What you will do: Condense the paragraph in the exercise text below that begins "However, the report does not support" into a short bulleted list that keeps its main facts.
━━━━━ Exercise text ━━━━━
GetUp has played a major role, with a campaign promoting McGorry’s call for radical reform, particularly in relation to youth mental health, arguing that early intervention should be the norm. Many Australians have enthusiastically responded, donating money, signing a petition, and sending faxes to politicians.

A further impetus came when Adjunct Professor John Mendoza dramatically resigned as Chair of the National Advisory Council on Mental Health (or, as he terms it, “head advisor to the Rudd Government on mental health”) and joined the GetUp campaign. Mendoza endorses many of McGorry’s demands, including a national rollout of headspace youth mental health centres and the Early Psychosis Prevention and Intervention Centre (EPPIC).

McGorry and Mendoza are adept at capturing media attention, using emotive statistics and feel-good messages as powerful soundbites. However, few people seem to have critically examined their claims, which have been widely accepted at face value.

We have examined several claims, and found them seriously problematic. Not only is there a high degree of spin in the rhetoric but also there is misrepresentation of evidence.

Two claims are analysed here. In each case the evidence cited to justify the claim, although relevant, does not support it, and other evidence challenges the validity of the claim.

Claim: One third of Australian suicide cases had been discharged inappropriately

According to Mendoza, more than a third of Australians who kill themselves had been discharged too early or without care from hospitals. This claim has been publicised by GetUp on its website and in emails from Mendoza about his resignation distributed to GetUp members.

Mendoza has confirmed to one of us (JJ) that the basis is the 2007 New South Wales Tracking Tragedy report. The introduction of that report does refer to “a third of suicides”:

Other systematic reviews of suicide and previous work of this Committee suggest that around a third of suicides may realistically have been preventible [sic] with more optimal care.

However, the report does not support Mendoza’s claim, because it focuses specifically on 113 cases of suicide by people receiving treatment for depression in community mental health settings, not on suicides in the general population. It is tragic that approximately 38 suicides might have been prevented, but this number is hundreds less than one-third of the 1,776 suicides in the NSW population in that period (2003-2005 inclusive). Furthermore, only 14 (12 per cent) of the 113 people had been discharged (figure 1, p34), appropriately or otherwise.

An earlier Tracking Tragedy report revealed there were about 20 suicides annually in NSW within 28 days of discharge. It concluded that “Suicide death on discharge from hospital is a rare event”.

In the period covered in that report (1999-2003), there were approximately 750 suicides annually in NSW. The 20-odd people discharged within 28 days prior to suicide annually constituted only 2.7 per cent of them. Even if all those discharges were inappropriate, Mendoza’s claim would be wrong by a factor of more than ten. However, the report concluded that only “Between one-quarter and one-third of suicide deaths following discharge from hospital could reasonably be prevented”. Taking the higher of those estimates gives approximately 7 out of 750 (less than 1 per cent), making Mendoza’s claim more than 30-fold wrong.
━━━━━ Information supplied ━━━━━
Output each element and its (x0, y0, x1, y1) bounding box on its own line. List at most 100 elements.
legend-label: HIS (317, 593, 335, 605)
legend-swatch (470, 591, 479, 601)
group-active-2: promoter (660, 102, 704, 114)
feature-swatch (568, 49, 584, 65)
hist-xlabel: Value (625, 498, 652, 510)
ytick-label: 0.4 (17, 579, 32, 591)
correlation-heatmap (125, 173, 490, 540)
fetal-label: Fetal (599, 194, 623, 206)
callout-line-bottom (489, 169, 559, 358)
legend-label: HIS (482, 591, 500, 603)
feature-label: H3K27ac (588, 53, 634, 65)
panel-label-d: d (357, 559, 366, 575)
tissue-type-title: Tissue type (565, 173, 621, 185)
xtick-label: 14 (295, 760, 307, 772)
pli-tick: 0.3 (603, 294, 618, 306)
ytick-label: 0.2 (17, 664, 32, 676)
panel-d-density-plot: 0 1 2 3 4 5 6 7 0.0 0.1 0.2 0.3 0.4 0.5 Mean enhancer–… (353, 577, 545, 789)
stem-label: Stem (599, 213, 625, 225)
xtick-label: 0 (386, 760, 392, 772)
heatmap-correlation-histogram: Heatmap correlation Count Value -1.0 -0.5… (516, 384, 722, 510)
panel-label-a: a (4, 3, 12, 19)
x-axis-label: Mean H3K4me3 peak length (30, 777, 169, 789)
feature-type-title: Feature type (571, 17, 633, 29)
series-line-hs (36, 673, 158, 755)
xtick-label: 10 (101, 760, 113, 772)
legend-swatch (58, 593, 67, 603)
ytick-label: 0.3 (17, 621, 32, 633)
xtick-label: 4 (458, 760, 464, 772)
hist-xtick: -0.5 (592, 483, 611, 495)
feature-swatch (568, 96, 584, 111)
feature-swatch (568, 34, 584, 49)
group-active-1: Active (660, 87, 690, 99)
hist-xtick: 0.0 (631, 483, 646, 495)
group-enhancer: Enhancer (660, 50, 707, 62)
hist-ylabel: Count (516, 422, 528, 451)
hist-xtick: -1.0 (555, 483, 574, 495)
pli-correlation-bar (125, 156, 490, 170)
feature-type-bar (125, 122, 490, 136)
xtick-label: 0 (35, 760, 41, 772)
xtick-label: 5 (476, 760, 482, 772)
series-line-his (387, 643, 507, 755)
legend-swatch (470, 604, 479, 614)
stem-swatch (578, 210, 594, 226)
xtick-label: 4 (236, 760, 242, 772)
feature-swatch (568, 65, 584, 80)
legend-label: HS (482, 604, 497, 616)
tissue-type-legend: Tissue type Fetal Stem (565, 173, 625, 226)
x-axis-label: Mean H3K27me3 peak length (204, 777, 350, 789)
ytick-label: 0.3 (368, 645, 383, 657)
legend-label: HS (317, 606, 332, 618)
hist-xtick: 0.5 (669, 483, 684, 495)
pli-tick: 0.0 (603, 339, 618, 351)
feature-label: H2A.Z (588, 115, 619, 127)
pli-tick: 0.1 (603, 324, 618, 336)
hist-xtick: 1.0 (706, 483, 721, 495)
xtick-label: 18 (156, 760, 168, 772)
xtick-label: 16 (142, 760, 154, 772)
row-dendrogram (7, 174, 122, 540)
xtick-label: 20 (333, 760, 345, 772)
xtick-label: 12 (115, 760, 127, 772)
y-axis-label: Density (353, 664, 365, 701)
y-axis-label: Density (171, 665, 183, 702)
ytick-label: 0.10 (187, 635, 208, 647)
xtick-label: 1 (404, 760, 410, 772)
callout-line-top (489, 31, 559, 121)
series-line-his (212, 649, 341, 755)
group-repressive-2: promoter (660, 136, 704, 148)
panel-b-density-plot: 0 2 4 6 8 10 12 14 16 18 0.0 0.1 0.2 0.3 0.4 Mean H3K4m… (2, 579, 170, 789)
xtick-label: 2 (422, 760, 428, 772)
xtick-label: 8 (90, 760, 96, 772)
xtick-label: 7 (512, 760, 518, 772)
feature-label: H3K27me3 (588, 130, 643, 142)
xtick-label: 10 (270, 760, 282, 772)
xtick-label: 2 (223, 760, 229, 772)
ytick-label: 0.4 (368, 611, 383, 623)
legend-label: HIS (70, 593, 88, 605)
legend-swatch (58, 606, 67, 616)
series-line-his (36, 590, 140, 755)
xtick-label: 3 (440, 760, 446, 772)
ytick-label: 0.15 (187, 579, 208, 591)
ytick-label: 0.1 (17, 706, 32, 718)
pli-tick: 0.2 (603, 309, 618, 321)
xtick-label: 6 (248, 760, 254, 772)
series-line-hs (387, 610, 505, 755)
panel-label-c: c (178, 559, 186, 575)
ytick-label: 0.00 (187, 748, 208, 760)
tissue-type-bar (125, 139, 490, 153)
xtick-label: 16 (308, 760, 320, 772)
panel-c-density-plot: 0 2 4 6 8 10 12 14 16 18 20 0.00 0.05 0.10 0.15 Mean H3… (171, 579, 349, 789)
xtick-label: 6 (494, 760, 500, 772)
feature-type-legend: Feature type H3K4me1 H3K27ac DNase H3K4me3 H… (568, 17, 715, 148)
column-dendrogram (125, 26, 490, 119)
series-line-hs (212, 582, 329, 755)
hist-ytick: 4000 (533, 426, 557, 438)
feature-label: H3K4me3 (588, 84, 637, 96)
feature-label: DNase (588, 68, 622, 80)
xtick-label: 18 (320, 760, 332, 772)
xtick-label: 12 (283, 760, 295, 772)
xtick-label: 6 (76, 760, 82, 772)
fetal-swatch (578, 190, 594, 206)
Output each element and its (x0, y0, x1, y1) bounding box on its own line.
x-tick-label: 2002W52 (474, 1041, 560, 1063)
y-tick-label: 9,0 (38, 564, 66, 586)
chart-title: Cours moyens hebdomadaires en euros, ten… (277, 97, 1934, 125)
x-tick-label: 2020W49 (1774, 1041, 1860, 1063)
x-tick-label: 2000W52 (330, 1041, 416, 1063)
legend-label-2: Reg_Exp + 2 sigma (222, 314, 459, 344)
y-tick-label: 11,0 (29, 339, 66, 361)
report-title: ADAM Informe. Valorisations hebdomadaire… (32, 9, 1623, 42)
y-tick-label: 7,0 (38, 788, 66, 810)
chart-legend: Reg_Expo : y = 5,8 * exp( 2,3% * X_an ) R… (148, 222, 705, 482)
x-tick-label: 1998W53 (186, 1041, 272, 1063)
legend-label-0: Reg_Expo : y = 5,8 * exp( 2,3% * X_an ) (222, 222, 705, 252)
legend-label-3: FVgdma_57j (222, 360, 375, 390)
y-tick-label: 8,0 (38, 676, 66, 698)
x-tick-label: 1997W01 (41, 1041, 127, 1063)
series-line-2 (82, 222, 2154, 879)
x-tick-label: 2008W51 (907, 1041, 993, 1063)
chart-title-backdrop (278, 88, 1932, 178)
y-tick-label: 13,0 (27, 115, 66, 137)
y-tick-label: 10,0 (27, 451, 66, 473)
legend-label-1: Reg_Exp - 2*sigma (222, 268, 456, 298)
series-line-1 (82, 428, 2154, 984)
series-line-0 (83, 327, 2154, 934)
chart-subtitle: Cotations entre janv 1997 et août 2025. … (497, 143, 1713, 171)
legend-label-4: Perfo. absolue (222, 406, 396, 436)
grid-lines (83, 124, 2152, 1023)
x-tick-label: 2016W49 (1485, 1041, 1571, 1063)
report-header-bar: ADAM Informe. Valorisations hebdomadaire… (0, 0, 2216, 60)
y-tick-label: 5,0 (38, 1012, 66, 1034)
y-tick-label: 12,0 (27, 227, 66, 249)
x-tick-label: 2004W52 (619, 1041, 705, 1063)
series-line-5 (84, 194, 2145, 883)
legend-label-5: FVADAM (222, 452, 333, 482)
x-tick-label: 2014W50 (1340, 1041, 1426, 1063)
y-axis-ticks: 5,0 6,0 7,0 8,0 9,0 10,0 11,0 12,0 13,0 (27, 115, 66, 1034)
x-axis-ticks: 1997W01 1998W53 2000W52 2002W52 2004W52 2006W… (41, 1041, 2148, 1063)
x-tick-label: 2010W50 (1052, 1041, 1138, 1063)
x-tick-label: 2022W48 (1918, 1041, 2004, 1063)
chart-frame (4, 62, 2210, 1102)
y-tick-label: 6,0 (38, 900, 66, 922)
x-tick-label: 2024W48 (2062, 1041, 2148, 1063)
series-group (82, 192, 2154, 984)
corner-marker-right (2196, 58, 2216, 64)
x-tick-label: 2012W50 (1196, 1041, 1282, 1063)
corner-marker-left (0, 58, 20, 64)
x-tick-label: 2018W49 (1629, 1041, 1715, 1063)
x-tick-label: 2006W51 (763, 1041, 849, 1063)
━━━━━
Exercise solution:
- The report does not support Mendoza's claim. It covers 113 suicides by people receiving treatment for depression in community mental health settings, not suicides in the general population.
- Approximately 38 of those suicides might have been prevented. That is hundreds fewer than one-third of the 1,776 suicides in the NSW population in 2003-2005 inclusive.
- Only 14 (12 per cent) of the 113 people had been discharged, appropriately or otherwise.